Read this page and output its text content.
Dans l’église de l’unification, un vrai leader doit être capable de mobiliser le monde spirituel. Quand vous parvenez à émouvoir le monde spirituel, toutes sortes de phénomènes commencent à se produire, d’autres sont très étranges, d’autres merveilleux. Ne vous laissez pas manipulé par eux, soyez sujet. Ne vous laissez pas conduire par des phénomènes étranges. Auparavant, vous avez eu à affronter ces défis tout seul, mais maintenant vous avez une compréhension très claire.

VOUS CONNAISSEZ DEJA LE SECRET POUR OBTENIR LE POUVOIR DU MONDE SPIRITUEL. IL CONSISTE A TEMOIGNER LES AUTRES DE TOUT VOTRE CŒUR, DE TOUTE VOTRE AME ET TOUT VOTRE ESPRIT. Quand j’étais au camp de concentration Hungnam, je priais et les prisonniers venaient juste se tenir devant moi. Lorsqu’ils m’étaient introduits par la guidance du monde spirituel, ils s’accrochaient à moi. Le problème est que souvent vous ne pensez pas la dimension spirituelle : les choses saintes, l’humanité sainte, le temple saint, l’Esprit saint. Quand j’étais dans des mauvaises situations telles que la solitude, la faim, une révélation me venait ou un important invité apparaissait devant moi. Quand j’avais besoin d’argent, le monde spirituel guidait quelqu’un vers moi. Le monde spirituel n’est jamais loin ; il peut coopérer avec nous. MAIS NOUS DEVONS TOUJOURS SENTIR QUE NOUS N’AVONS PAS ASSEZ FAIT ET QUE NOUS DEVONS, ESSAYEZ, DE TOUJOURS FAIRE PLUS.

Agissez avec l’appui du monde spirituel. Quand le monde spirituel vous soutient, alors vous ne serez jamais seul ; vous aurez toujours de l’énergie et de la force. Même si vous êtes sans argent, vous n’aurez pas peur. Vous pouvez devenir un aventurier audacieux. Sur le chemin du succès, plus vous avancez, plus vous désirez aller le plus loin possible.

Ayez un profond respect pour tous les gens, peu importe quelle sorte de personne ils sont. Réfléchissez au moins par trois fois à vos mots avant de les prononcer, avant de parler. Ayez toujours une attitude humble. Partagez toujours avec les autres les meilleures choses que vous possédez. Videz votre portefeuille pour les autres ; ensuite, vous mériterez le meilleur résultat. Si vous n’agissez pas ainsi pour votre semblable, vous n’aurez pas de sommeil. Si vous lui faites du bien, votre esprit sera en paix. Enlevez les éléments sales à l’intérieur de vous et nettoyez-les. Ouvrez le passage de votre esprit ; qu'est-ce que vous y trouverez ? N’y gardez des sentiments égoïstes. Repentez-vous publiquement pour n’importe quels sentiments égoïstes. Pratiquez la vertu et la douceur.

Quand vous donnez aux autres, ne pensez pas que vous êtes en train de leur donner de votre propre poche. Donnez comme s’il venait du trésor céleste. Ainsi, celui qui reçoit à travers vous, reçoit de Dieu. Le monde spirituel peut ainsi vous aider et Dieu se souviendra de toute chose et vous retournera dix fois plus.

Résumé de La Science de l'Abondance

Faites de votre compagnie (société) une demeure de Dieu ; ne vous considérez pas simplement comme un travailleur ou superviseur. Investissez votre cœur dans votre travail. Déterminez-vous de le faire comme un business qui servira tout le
---*---
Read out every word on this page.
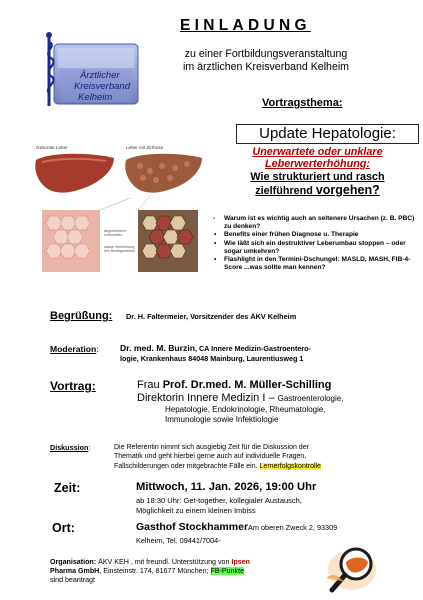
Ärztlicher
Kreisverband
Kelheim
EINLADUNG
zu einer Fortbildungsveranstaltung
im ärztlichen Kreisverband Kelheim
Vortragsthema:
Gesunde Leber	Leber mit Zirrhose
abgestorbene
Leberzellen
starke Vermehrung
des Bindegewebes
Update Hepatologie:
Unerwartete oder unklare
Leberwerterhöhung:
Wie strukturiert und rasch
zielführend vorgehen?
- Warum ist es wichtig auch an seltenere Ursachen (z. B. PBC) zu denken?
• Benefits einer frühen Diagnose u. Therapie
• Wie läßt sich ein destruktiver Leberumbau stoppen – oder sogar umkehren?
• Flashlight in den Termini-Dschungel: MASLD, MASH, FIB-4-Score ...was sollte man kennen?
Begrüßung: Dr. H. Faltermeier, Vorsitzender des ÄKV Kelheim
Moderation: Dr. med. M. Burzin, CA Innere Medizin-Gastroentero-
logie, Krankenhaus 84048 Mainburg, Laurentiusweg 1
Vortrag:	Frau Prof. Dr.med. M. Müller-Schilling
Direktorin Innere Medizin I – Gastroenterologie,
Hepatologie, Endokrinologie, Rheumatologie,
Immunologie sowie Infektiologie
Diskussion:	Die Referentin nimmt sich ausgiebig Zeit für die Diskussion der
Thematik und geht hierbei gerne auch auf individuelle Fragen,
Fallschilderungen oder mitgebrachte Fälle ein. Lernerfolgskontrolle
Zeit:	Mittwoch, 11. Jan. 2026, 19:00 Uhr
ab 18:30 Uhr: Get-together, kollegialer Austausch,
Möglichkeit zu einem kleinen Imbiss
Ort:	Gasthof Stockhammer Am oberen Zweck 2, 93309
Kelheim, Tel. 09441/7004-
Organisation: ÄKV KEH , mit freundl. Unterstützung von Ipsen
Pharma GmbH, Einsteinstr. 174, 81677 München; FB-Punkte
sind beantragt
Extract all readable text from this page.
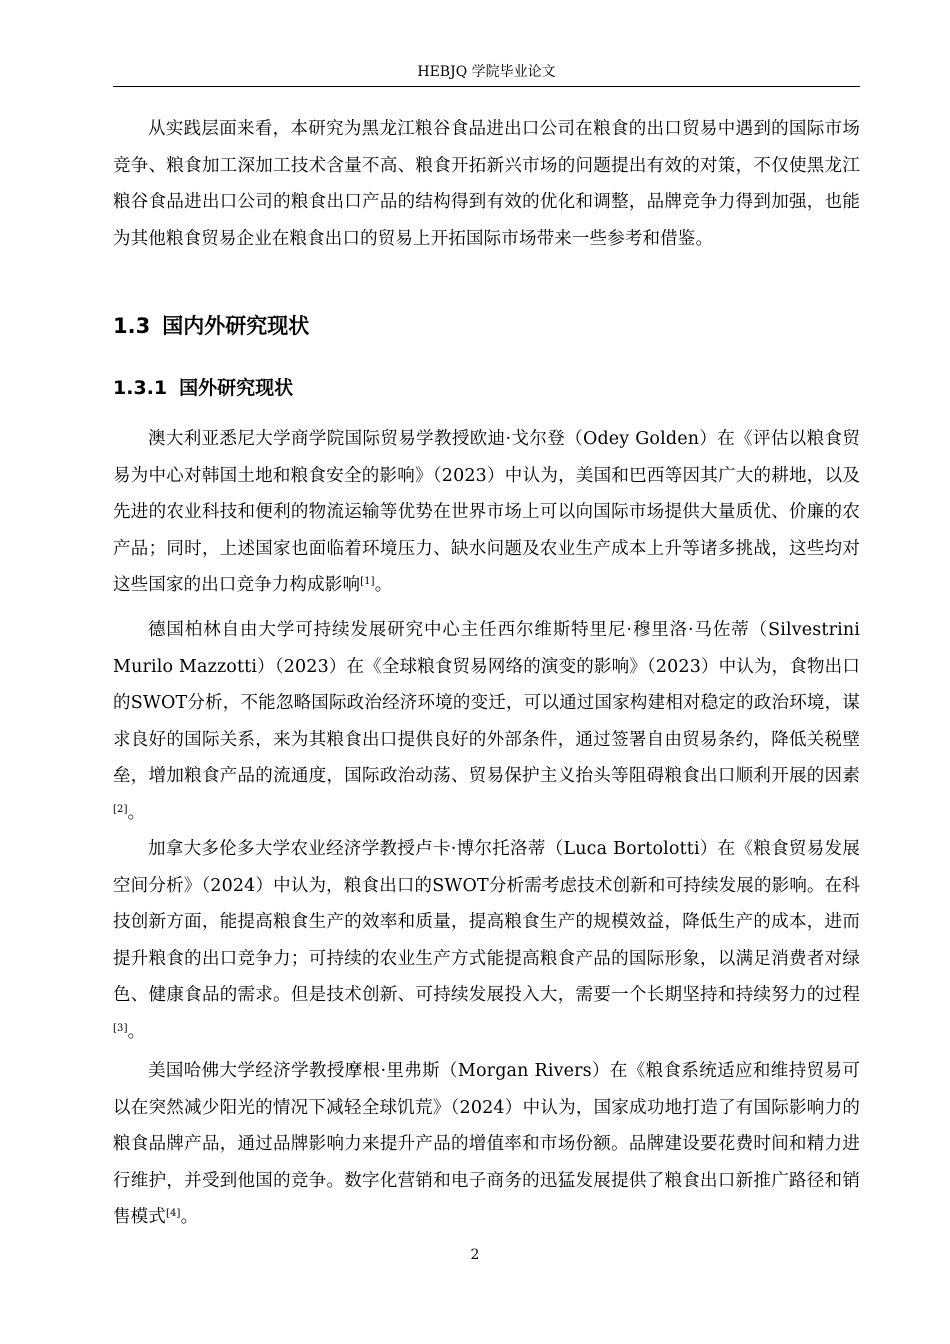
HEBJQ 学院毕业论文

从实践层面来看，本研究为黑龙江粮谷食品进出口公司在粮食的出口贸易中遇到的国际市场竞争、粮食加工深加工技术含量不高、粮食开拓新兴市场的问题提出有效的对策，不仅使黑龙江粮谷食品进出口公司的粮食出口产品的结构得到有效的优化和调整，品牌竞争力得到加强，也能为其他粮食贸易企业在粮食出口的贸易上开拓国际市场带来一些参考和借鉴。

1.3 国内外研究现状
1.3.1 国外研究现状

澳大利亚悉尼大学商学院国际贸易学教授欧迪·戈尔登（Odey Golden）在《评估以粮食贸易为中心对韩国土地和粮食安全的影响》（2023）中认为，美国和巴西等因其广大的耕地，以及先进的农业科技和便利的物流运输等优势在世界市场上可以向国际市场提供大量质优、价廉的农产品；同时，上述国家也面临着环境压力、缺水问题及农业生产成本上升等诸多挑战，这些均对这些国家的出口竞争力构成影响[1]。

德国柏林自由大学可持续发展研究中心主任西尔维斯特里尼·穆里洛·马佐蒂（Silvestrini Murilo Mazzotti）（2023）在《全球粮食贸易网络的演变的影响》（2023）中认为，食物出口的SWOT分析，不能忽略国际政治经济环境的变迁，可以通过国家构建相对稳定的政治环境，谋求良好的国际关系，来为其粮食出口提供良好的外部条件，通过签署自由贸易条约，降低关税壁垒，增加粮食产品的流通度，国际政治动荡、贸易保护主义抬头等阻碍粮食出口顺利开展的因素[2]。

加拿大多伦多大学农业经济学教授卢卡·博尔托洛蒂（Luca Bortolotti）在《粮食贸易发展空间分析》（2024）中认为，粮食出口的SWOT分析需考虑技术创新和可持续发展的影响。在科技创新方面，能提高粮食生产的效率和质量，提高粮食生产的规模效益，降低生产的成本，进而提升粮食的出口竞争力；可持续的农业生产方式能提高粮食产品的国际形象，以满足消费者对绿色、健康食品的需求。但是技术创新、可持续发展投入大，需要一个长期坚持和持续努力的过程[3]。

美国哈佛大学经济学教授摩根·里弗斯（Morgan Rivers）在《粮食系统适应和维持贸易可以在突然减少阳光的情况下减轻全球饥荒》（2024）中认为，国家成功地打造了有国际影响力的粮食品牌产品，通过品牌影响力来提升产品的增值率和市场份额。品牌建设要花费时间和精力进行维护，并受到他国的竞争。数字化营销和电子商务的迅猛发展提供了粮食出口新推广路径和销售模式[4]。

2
---*---
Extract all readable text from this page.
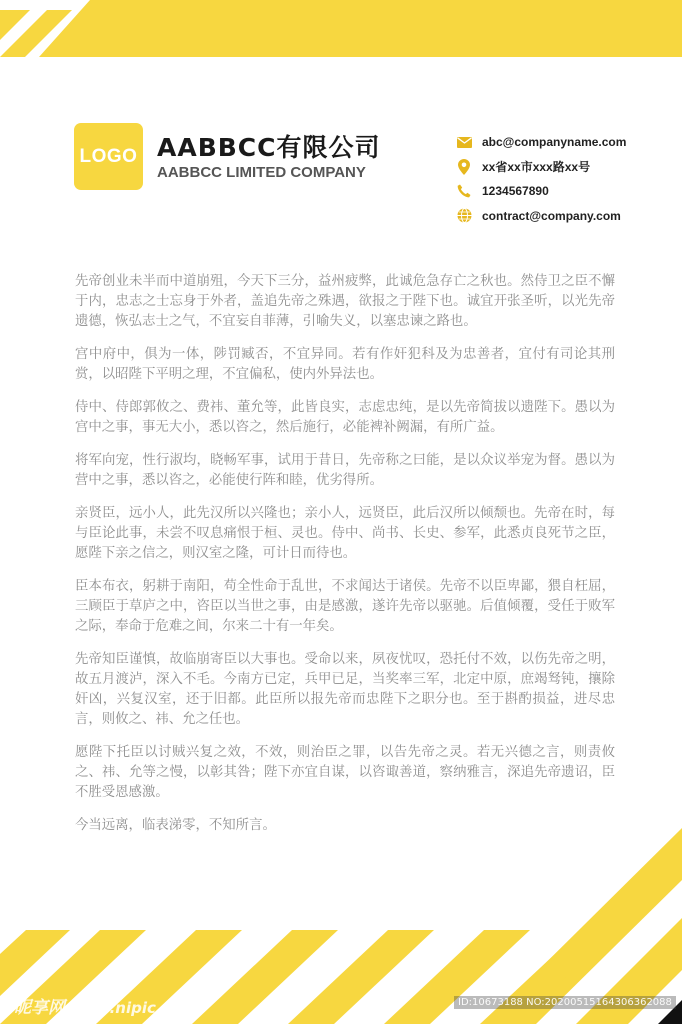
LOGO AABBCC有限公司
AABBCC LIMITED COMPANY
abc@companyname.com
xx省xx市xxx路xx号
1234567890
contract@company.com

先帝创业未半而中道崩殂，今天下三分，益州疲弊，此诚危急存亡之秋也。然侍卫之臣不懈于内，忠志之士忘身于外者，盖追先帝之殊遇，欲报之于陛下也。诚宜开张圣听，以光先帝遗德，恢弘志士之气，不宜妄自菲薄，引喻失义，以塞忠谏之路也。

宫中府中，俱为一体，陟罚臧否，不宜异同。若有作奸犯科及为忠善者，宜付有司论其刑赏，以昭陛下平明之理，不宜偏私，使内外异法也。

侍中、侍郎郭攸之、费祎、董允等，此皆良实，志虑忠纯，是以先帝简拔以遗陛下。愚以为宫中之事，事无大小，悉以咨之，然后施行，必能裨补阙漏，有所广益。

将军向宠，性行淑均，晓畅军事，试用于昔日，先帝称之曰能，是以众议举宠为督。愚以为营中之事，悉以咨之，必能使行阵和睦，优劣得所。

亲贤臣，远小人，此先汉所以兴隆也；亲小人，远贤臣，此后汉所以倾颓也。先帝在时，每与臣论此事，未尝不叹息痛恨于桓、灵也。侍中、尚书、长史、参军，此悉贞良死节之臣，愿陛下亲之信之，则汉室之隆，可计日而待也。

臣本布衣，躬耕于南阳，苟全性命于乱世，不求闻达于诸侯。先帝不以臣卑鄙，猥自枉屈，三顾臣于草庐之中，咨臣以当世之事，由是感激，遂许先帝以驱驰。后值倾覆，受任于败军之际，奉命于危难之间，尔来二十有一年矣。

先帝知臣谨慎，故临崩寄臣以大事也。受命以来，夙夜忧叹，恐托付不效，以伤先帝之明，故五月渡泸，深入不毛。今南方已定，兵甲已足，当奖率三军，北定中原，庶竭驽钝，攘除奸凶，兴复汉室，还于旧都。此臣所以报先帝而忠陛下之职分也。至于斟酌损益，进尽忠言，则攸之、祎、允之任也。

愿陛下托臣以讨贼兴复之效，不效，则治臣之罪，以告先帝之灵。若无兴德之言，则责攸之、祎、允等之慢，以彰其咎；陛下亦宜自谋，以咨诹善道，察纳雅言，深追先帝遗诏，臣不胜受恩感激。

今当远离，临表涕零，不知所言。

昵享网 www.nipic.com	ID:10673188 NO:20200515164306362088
---*---
● **PROBLEM TO SOLVE**:
Among the entries above, how many lines hold the word "Zeit"? Reply with only that number.

● **WRITTEN RESPONSE**:
2